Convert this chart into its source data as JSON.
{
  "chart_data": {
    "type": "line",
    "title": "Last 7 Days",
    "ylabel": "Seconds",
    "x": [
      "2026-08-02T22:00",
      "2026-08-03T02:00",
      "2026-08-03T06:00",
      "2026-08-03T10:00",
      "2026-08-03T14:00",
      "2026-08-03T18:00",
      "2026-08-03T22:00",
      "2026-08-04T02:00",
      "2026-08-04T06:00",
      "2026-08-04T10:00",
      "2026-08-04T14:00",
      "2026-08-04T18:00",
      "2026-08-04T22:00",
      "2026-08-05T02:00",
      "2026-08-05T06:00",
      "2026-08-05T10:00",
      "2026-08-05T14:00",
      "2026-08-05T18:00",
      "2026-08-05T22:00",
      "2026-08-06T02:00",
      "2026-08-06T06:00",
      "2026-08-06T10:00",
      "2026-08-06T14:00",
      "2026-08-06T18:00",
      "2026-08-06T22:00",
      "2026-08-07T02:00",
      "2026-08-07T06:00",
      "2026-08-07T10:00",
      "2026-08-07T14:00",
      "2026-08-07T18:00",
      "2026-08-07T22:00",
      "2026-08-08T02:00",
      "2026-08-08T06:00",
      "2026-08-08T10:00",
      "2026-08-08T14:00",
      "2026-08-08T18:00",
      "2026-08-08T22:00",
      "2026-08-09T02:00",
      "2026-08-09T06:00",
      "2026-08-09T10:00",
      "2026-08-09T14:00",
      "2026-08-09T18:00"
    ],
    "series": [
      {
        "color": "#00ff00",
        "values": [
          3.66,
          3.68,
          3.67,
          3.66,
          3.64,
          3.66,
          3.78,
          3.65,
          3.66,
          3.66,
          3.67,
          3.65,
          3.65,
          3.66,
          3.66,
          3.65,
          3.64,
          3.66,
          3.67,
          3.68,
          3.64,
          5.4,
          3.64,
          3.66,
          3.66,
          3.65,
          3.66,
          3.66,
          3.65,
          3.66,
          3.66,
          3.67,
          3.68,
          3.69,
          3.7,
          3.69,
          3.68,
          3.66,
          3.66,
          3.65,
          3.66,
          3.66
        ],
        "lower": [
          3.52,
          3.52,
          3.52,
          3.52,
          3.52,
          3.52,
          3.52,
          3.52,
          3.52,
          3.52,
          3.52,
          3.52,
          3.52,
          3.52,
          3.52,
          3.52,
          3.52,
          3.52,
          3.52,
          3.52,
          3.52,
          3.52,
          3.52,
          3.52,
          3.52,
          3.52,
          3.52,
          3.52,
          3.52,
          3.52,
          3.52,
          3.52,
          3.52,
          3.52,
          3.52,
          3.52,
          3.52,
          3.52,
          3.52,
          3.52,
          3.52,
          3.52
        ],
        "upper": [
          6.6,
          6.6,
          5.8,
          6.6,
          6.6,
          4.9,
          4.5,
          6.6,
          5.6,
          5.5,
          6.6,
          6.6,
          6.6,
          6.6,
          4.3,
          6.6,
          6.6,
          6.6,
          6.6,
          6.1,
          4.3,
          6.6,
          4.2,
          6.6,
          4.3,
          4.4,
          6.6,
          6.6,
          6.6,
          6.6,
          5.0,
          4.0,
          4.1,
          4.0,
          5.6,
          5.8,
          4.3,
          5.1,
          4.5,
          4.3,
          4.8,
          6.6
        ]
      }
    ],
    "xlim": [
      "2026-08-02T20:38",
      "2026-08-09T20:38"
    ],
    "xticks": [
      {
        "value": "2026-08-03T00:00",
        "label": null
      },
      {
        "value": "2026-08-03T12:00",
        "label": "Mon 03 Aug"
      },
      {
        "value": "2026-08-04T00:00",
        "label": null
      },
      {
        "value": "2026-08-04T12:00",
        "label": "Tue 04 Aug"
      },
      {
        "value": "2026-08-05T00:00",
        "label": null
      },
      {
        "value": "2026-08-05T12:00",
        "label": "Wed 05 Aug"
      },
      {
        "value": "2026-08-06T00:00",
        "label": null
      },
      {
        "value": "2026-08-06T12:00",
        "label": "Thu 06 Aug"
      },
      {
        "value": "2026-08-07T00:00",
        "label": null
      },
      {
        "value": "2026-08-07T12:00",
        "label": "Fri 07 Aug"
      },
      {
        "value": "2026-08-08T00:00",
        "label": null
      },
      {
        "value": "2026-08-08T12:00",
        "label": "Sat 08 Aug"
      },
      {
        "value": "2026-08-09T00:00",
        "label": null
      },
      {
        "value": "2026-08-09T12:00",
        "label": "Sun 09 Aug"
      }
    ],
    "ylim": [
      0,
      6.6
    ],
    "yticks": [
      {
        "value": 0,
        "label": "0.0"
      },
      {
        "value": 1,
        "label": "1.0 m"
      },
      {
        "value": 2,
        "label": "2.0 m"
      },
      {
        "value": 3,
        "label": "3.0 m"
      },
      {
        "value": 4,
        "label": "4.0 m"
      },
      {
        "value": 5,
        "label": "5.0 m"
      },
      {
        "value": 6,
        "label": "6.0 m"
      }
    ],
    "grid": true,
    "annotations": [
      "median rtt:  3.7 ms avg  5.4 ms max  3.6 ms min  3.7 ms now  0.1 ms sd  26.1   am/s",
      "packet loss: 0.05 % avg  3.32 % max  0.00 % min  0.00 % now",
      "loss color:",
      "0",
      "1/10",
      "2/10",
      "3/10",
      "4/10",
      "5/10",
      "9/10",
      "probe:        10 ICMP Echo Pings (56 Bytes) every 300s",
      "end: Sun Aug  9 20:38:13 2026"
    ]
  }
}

-- What to work on --
In the entries above, find lines with "loss" and copy each.

-- Written response --
      "packet loss: 0.05 % avg  3.32 % max  0.00 % min  0.00 % now",
      "loss color:",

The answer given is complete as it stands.